*Problem to solve*: In full and without alteration, give the listing again.

*Task material*:
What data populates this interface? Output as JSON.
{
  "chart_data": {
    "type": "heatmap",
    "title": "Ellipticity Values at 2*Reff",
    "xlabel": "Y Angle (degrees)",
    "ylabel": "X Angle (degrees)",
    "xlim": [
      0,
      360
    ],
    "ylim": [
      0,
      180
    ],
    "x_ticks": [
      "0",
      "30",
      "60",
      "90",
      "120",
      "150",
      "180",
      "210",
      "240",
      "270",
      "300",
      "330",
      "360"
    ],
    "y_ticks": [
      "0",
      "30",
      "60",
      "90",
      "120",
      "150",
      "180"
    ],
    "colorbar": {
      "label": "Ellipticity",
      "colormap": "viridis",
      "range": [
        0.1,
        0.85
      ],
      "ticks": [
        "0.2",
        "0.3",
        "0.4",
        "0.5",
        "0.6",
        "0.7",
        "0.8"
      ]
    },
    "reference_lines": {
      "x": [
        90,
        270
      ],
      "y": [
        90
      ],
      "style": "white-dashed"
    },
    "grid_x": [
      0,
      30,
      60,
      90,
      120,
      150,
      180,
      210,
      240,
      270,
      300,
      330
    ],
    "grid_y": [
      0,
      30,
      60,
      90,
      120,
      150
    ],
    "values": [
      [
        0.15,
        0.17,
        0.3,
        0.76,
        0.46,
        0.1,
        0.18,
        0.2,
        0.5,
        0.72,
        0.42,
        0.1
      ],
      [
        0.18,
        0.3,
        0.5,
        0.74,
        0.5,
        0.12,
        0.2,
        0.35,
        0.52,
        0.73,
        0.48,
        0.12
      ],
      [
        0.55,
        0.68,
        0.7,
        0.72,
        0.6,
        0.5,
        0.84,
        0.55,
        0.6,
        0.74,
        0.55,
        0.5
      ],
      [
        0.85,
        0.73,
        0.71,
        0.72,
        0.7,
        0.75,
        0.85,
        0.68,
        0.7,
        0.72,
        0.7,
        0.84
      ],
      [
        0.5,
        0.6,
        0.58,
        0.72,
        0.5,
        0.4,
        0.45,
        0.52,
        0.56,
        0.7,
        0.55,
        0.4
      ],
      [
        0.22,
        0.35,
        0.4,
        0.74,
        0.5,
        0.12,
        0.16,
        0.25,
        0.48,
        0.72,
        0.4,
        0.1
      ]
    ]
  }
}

*Answer to this problem*:
What data populates this interface? Output as JSON.
{
  "chart_data": {
    "type": "heatmap",
    "title": "Ellipticity Values at 2*Reff",
    "xlabel": "Y Angle (degrees)",
    "ylabel": "X Angle (degrees)",
    "xlim": [
      0,
      360
    ],
    "ylim": [
      0,
      180
    ],
    "x_ticks": [
      "0",
      "30",
      "60",
      "90",
      "120",
      "150",
      "180",
      "210",
      "240",
      "270",
      "300",
      "330",
      "360"
    ],
    "y_ticks": [
      "0",
      "30",
      "60",
      "90",
      "120",
      "150",
      "180"
    ],
    "colorbar": {
      "label": "Ellipticity",
      "colormap": "viridis",
      "range": [
        0.1,
        0.85
      ],
      "ticks": [
        "0.2",
        "0.3",
        "0.4",
        "0.5",
        "0.6",
        "0.7",
        "0.8"
      ]
    },
    "reference_lines": {
      "x": [
        90,
        270
      ],
      "y": [
        90
      ],
      "style": "white-dashed"
    },
    "grid_x": [
      0,
      30,
      60,
      90,
      120,
      150,
      180,
      210,
      240,
      270,
      300,
      330
    ],
    "grid_y": [
      0,
      30,
      60,
      90,
      120,
      150
    ],
    "values": [
      [
        0.15,
        0.17,
        0.3,
        0.76,
        0.46,
        0.1,
        0.18,
        0.2,
        0.5,
        0.72,
        0.42,
        0.1
      ],
      [
        0.18,
        0.3,
        0.5,
        0.74,
        0.5,
        0.12,
        0.2,
        0.35,
        0.52,
        0.73,
        0.48,
        0.12
      ],
      [
        0.55,
        0.68,
        0.7,
        0.72,
        0.6,
        0.5,
        0.84,
        0.55,
        0.6,
        0.74,
        0.55,
        0.5
      ],
      [
        0.85,
        0.73,
        0.71,
        0.72,
        0.7,
        0.75,
        0.85,
        0.68,
        0.7,
        0.72,
        0.7,
        0.84
      ],
      [
        0.5,
        0.6,
        0.58,
        0.72,
        0.5,
        0.4,
        0.45,
        0.52,
        0.56,
        0.7,
        0.55,
        0.4
      ],
      [
        0.22,
        0.35,
        0.4,
        0.74,
        0.5,
        0.12,
        0.16,
        0.25,
        0.48,
        0.72,
        0.4,
        0.1
      ]
    ]
  }
}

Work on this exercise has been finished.